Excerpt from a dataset
· · ·

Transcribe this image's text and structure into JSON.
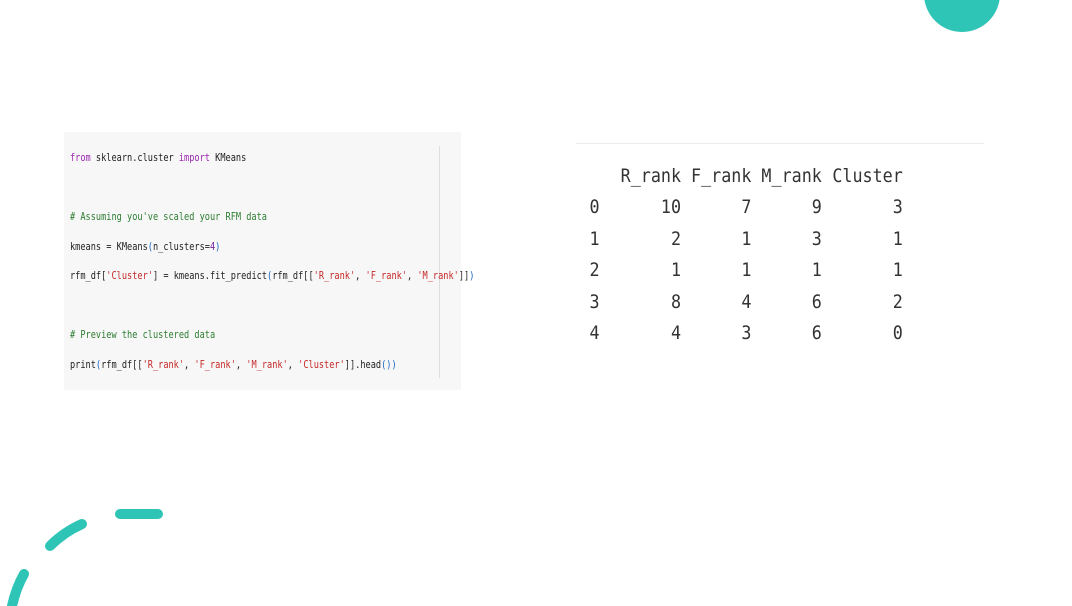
{
  "colors": {
    "accent": "#2ec4b6",
    "keyword": "#9c27b0",
    "comment": "#2e7d32",
    "string": "#c62828"
  },
  "code": {
    "line1": {
      "kw1": "from",
      "mod": " sklearn.cluster ",
      "kw2": "import",
      "name": " KMeans"
    },
    "line2": {
      "comment": "# Assuming you've scaled your RFM data"
    },
    "line3": {
      "a": "kmeans = KMeans",
      "p1": "(",
      "b": "n_clusters=",
      "n": "4",
      "p2": ")"
    },
    "line4": {
      "a": "rfm_df[",
      "s1": "'Cluster'",
      "b": "] = kmeans.fit_predict",
      "p1": "(",
      "c": "rfm_df[[",
      "s2": "'R_rank'",
      "d": ", ",
      "s3": "'F_rank'",
      "e": ", ",
      "s4": "'M_rank'",
      "f": "]]",
      "p2": ")"
    },
    "line5": {
      "comment": "# Preview the clustered data"
    },
    "line6": {
      "a": "print",
      "p1": "(",
      "b": "rfm_df[[",
      "s1": "'R_rank'",
      "c": ", ",
      "s2": "'F_rank'",
      "d": ", ",
      "s3": "'M_rank'",
      "e": ", ",
      "s4": "'Cluster'",
      "f": "]].head",
      "p2": "()",
      "p3": ")"
    }
  },
  "output": {
    "headers": [
      "",
      "R_rank",
      "F_rank",
      "M_rank",
      "Cluster"
    ],
    "rows": [
      [
        "0",
        "10",
        "7",
        "9",
        "3"
      ],
      [
        "1",
        "2",
        "1",
        "3",
        "1"
      ],
      [
        "2",
        "1",
        "1",
        "1",
        "1"
      ],
      [
        "3",
        "8",
        "4",
        "6",
        "2"
      ],
      [
        "4",
        "4",
        "3",
        "6",
        "0"
      ]
    ]
  }
}
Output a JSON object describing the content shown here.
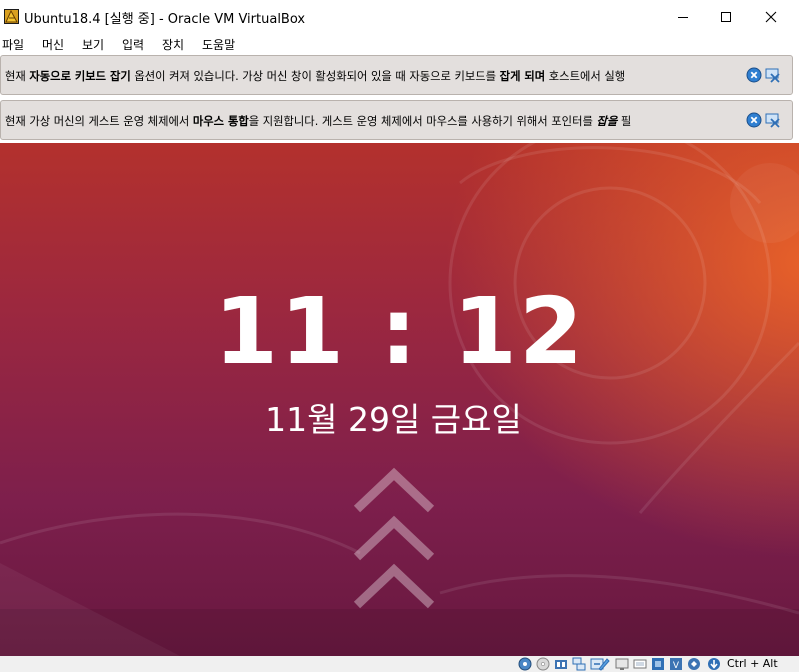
{
  "window": {
    "title": "Ubuntu18.4 [실행 중] - Oracle VM VirtualBox",
    "minimize_icon": "minimize-icon",
    "maximize_icon": "maximize-icon",
    "close_icon": "close-icon"
  },
  "menu": [
    "파일",
    "머신",
    "보기",
    "입력",
    "장치",
    "도움말"
  ],
  "notices": [
    {
      "parts": [
        {
          "text": "현재 ",
          "bold": false
        },
        {
          "text": "자동으로 키보드 잡기",
          "bold": true
        },
        {
          "text": " 옵션이 켜져 있습니다. 가상 머신 창이 활성화되어 있을 때 자동으로 키보드를 ",
          "bold": false
        },
        {
          "text": "잡게 되며",
          "bold": true
        },
        {
          "text": " 호스트에서 실행",
          "bold": false
        }
      ],
      "icons": [
        "dismiss-notice-icon",
        "do-not-show-again-icon"
      ]
    },
    {
      "parts": [
        {
          "text": "현재 가상 머신의 게스트 운영 체제에서 ",
          "bold": false
        },
        {
          "text": "마우스 통합",
          "bold": true
        },
        {
          "text": "을 지원합니다. 게스트 운영 체제에서 마우스를 사용하기 위해서 포인터를 ",
          "bold": false
        },
        {
          "text": "잡을",
          "bold": true
        },
        {
          "text": " 필",
          "bold": false
        }
      ],
      "icons": [
        "dismiss-notice-icon",
        "do-not-show-again-icon"
      ]
    }
  ],
  "lockscreen": {
    "time": "11 : 12",
    "date": "11월 29일 금요일"
  },
  "colors": {
    "orange": "#e95420",
    "aubergine": "#77216f"
  },
  "statusbar": {
    "icons": [
      "hard-disk-icon",
      "optical-drive-icon",
      "audio-icon",
      "network-icon",
      "usb-icon",
      "shared-folders-icon",
      "display-icon",
      "video-capture-icon",
      "cpu-icon",
      "mouse-integration-icon",
      "keyboard-icon"
    ],
    "host_key": "Ctrl + Alt"
  }
}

· · ·

EXERCISE DETAILS - Copy out all lines from the material above that contain the string "체제에서".

SOLVED PROBLEM -
          "text": "현재 가상 머신의 게스트 운영 체제에서 ",
          "text": "을 지원합니다. 게스트 운영 체제에서 마우스를 사용하기 위해서 포인터를 ",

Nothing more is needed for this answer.